### Data entries
"""
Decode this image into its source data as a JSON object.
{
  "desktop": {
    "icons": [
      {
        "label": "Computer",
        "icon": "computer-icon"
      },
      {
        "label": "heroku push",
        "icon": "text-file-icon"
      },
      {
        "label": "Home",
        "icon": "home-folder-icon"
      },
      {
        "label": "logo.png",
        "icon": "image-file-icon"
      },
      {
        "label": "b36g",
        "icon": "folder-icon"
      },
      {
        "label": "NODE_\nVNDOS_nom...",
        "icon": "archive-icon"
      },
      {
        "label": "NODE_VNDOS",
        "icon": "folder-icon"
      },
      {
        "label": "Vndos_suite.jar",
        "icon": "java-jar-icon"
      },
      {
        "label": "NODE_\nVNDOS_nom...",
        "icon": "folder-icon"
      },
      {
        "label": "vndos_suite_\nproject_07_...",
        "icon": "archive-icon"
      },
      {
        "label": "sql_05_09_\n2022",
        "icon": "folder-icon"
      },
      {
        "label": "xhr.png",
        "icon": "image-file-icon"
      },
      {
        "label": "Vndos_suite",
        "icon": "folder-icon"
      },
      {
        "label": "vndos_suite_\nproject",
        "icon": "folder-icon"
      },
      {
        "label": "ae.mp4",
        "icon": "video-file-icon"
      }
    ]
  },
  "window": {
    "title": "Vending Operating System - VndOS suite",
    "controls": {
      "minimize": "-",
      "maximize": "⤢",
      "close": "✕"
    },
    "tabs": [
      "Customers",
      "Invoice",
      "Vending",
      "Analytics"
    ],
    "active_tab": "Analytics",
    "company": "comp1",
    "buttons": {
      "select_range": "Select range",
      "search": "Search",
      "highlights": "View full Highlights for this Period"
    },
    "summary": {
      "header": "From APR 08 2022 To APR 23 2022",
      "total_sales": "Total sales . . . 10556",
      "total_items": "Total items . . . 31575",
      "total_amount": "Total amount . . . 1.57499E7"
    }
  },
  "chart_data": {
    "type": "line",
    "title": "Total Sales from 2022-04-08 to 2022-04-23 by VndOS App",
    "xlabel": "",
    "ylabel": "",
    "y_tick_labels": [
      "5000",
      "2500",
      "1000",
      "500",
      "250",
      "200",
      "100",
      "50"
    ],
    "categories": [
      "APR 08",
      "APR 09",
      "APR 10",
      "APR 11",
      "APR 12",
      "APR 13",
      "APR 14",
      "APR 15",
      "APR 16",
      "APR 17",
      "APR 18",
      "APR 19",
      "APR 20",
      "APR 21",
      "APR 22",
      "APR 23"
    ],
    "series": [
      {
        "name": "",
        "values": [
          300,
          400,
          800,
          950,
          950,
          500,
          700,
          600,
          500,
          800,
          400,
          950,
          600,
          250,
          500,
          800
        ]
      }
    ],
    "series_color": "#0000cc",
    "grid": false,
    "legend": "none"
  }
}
"""
Show all lines from the data above in which the word "Total" appears.

### SOLUTION FOR THIS PROBLEM
      "total_sales": "Total sales . . . 10556",
      "total_items": "Total items . . . 31575",
      "total_amount": "Total amount . . . 1.57499E7"
    "title": "Total Sales from 2022-04-08 to 2022-04-23 by VndOS App",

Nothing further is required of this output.